#### Written problem
List each line of the data that holds the string "orientation", please.

#### Supplied information
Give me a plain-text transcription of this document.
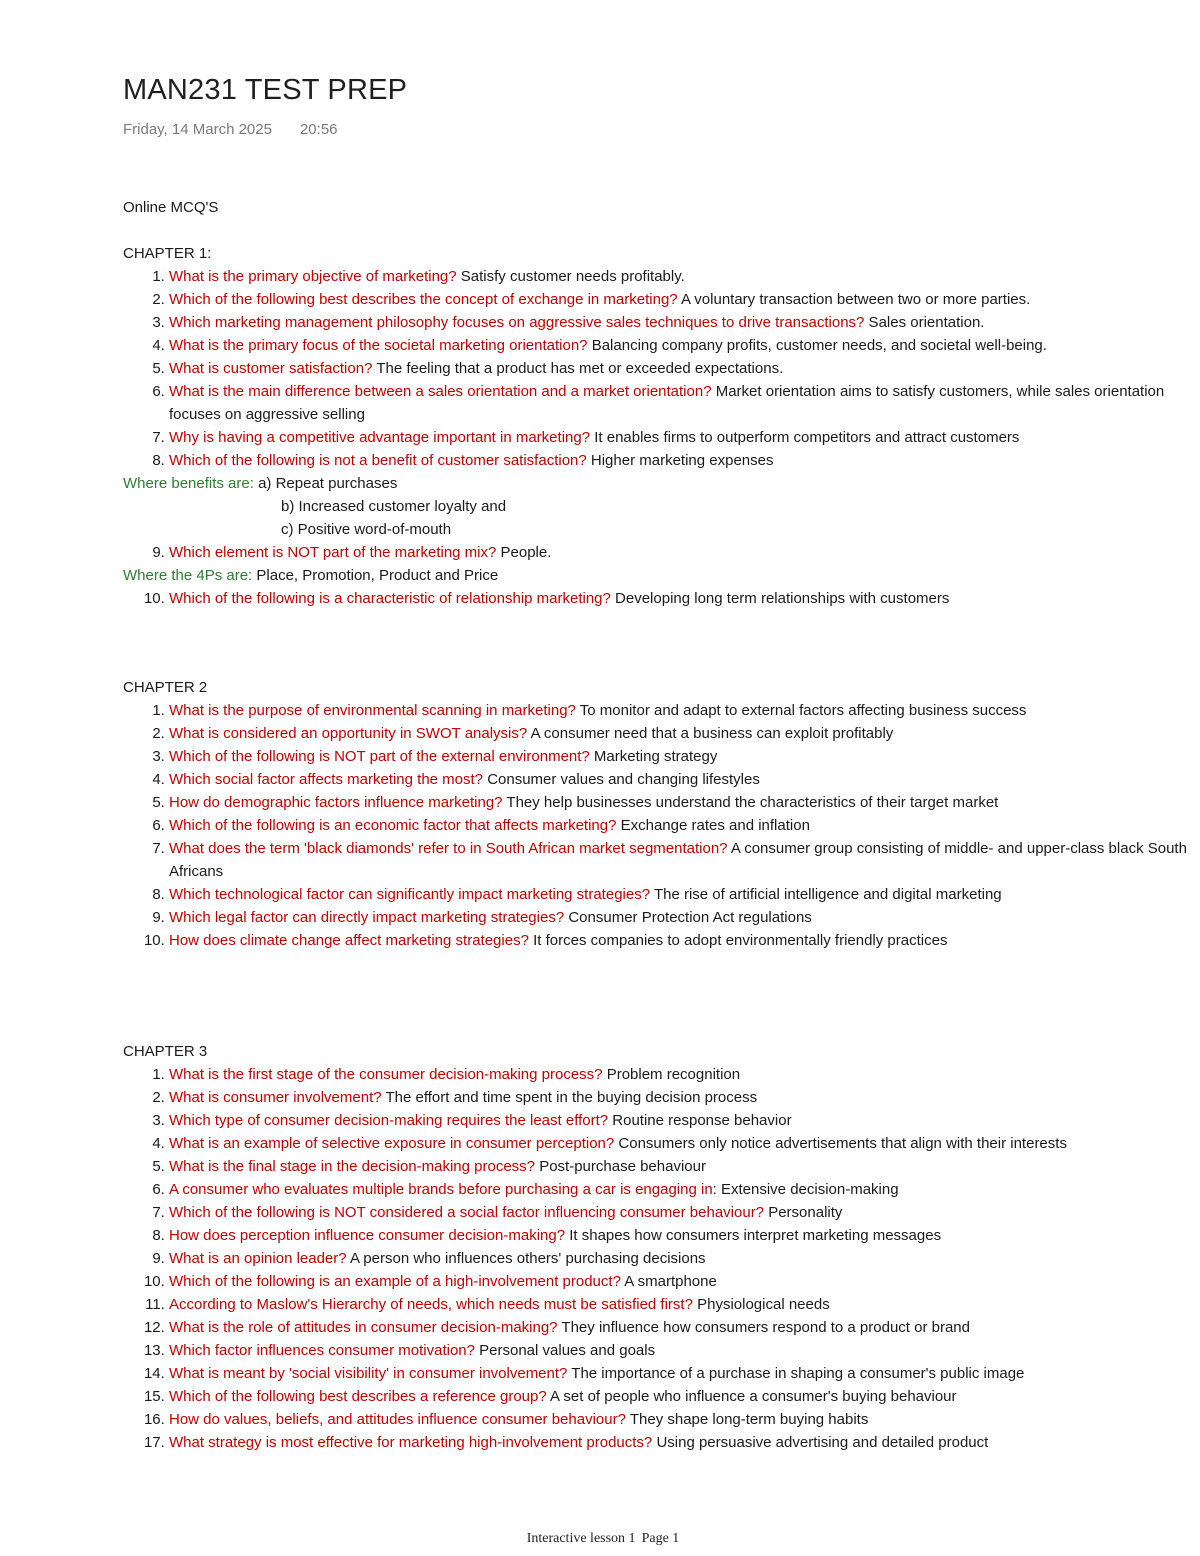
MAN231 TEST PREP
Friday, 14 March 2025 20:56

Online MCQ'S

CHAPTER 1:

1. What is the primary objective of marketing? Satisfy customer needs profitably.
2. Which of the following best describes the concept of exchange in marketing? A voluntary transaction between two or more parties.
3. Which marketing management philosophy focuses on aggressive sales techniques to drive transactions? Sales orientation.
4. What is the primary focus of the societal marketing orientation? Balancing company profits, customer needs, and societal well-being.
5. What is customer satisfaction? The feeling that a product has met or exceeded expectations.
6. What is the main difference between a sales orientation and a market orientation? Market orientation aims to satisfy customers, while sales orientation focuses on aggressive selling
7. Why is having a competitive advantage important in marketing? It enables firms to outperform competitors and attract customers
8. Which of the following is not a benefit of customer satisfaction? Higher marketing expenses

Where benefits are: a) Repeat purchases

b) Increased customer loyalty and

c) Positive word-of-mouth

9. Which element is NOT part of the marketing mix? People.

Where the 4Ps are: Place, Promotion, Product and Price

10. Which of the following is a characteristic of relationship marketing? Developing long term relationships with customers

CHAPTER 2

1. What is the purpose of environmental scanning in marketing? To monitor and adapt to external factors affecting business success
2. What is considered an opportunity in SWOT analysis? A consumer need that a business can exploit profitably
3. Which of the following is NOT part of the external environment? Marketing strategy
4. Which social factor affects marketing the most? Consumer values and changing lifestyles
5. How do demographic factors influence marketing? They help businesses understand the characteristics of their target market
6. Which of the following is an economic factor that affects marketing? Exchange rates and inflation
7. What does the term 'black diamonds' refer to in South African market segmentation? A consumer group consisting of middle- and upper-class black South Africans
8. Which technological factor can significantly impact marketing strategies? The rise of artificial intelligence and digital marketing
9. Which legal factor can directly impact marketing strategies? Consumer Protection Act regulations
10. How does climate change affect marketing strategies? It forces companies to adopt environmentally friendly practices

CHAPTER 3

1. What is the first stage of the consumer decision-making process? Problem recognition
2. What is consumer involvement? The effort and time spent in the buying decision process
3. Which type of consumer decision-making requires the least effort? Routine response behavior
4. What is an example of selective exposure in consumer perception? Consumers only notice advertisements that align with their interests
5. What is the final stage in the decision-making process? Post-purchase behaviour
6. A consumer who evaluates multiple brands before purchasing a car is engaging in: Extensive decision-making
7. Which of the following is NOT considered a social factor influencing consumer behaviour? Personality
8. How does perception influence consumer decision-making? It shapes how consumers interpret marketing messages
9. What is an opinion leader? A person who influences others' purchasing decisions
10. Which of the following is an example of a high-involvement product? A smartphone
11. According to Maslow's Hierarchy of needs, which needs must be satisfied first? Physiological needs
12. What is the role of attitudes in consumer decision-making? They influence how consumers respond to a product or brand
13. Which factor influences consumer motivation? Personal values and goals
14. What is meant by 'social visibility' in consumer involvement? The importance of a purchase in shaping a consumer's public image
15. Which of the following best describes a reference group? A set of people who influence a consumer's buying behaviour
16. How do values, beliefs, and attitudes influence consumer behaviour? They shape long-term buying habits
17. What strategy is most effective for marketing high-involvement products? Using persuasive advertising and detailed product
Interactive lesson 1 Page 1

#### Answer to the problem
3. Which marketing management philosophy focuses on aggressive sales techniques to drive transactions? Sales orientation.
4. What is the primary focus of the societal marketing orientation? Balancing company profits, customer needs, and societal well-being.
6. What is the main difference between a sales orientation and a market orientation? Market orientation aims to satisfy customers, while sales orientation focuses on aggressive selling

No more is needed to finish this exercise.